◆ EXERCISE BRIEF ◆
Print the records below exactly as they appear.

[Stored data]
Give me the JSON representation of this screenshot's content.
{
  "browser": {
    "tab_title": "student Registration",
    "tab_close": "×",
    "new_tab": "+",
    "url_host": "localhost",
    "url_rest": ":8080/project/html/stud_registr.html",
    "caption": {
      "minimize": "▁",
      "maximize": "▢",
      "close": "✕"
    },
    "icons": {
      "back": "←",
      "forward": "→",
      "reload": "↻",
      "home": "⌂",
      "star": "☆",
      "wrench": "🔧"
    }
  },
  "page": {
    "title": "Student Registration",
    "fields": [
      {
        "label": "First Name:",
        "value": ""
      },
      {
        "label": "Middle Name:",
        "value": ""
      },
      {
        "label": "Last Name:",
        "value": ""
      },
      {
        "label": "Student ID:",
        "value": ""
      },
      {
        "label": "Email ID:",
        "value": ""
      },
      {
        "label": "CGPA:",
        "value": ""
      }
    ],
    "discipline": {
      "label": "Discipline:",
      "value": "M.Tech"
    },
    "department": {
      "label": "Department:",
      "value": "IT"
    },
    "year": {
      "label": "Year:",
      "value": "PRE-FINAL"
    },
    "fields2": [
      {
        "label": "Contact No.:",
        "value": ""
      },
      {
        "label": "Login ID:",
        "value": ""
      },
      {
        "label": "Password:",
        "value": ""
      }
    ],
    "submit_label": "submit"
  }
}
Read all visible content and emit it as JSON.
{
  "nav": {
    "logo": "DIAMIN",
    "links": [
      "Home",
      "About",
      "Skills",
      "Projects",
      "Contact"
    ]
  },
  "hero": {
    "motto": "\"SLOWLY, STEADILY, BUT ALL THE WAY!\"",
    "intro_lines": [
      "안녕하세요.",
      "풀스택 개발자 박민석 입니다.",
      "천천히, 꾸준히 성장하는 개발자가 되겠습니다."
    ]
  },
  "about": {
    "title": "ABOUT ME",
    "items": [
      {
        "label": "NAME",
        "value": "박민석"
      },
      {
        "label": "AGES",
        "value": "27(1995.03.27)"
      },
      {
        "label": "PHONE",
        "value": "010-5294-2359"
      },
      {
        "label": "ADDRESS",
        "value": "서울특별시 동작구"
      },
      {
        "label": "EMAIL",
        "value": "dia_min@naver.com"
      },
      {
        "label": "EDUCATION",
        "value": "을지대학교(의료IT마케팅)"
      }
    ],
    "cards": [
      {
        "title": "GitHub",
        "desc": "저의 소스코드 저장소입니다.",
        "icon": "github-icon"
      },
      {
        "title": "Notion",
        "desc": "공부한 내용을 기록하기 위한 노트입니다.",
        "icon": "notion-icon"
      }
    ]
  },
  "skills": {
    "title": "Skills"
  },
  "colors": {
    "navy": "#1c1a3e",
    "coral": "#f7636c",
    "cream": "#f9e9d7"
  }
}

◆ SOLUTION TO THE EXERCISE ◆
Give me the JSON representation of this screenshot's content.
{
  "browser": {
    "tab_title": "student Registration",
    "tab_close": "×",
    "new_tab": "+",
    "url_host": "localhost",
    "url_rest": ":8080/project/html/stud_registr.html",
    "caption": {
      "minimize": "▁",
      "maximize": "▢",
      "close": "✕"
    },
    "icons": {
      "back": "←",
      "forward": "→",
      "reload": "↻",
      "home": "⌂",
      "star": "☆",
      "wrench": "🔧"
    }
  },
  "page": {
    "title": "Student Registration",
    "fields": [
      {
        "label": "First Name:",
        "value": ""
      },
      {
        "label": "Middle Name:",
        "value": ""
      },
      {
        "label": "Last Name:",
        "value": ""
      },
      {
        "label": "Student ID:",
        "value": ""
      },
      {
        "label": "Email ID:",
        "value": ""
      },
      {
        "label": "CGPA:",
        "value": ""
      }
    ],
    "discipline": {
      "label": "Discipline:",
      "value": "M.Tech"
    },
    "department": {
      "label": "Department:",
      "value": "IT"
    },
    "year": {
      "label": "Year:",
      "value": "PRE-FINAL"
    },
    "fields2": [
      {
        "label": "Contact No.:",
        "value": ""
      },
      {
        "label": "Login ID:",
        "value": ""
      },
      {
        "label": "Password:",
        "value": ""
      }
    ],
    "submit_label": "submit"
  }
}
Read all visible content and emit it as JSON.
{
  "nav": {
    "logo": "DIAMIN",
    "links": [
      "Home",
      "About",
      "Skills",
      "Projects",
      "Contact"
    ]
  },
  "hero": {
    "motto": "\"SLOWLY, STEADILY, BUT ALL THE WAY!\"",
    "intro_lines": [
      "안녕하세요.",
      "풀스택 개발자 박민석 입니다.",
      "천천히, 꾸준히 성장하는 개발자가 되겠습니다."
    ]
  },
  "about": {
    "title": "ABOUT ME",
    "items": [
      {
        "label": "NAME",
        "value": "박민석"
      },
      {
        "label": "AGES",
        "value": "27(1995.03.27)"
      },
      {
        "label": "PHONE",
        "value": "010-5294-2359"
      },
      {
        "label": "ADDRESS",
        "value": "서울특별시 동작구"
      },
      {
        "label": "EMAIL",
        "value": "dia_min@naver.com"
      },
      {
        "label": "EDUCATION",
        "value": "을지대학교(의료IT마케팅)"
      }
    ],
    "cards": [
      {
        "title": "GitHub",
        "desc": "저의 소스코드 저장소입니다.",
        "icon": "github-icon"
      },
      {
        "title": "Notion",
        "desc": "공부한 내용을 기록하기 위한 노트입니다.",
        "icon": "notion-icon"
      }
    ]
  },
  "skills": {
    "title": "Skills"
  },
  "colors": {
    "navy": "#1c1a3e",
    "coral": "#f7636c",
    "cream": "#f9e9d7"
  }
}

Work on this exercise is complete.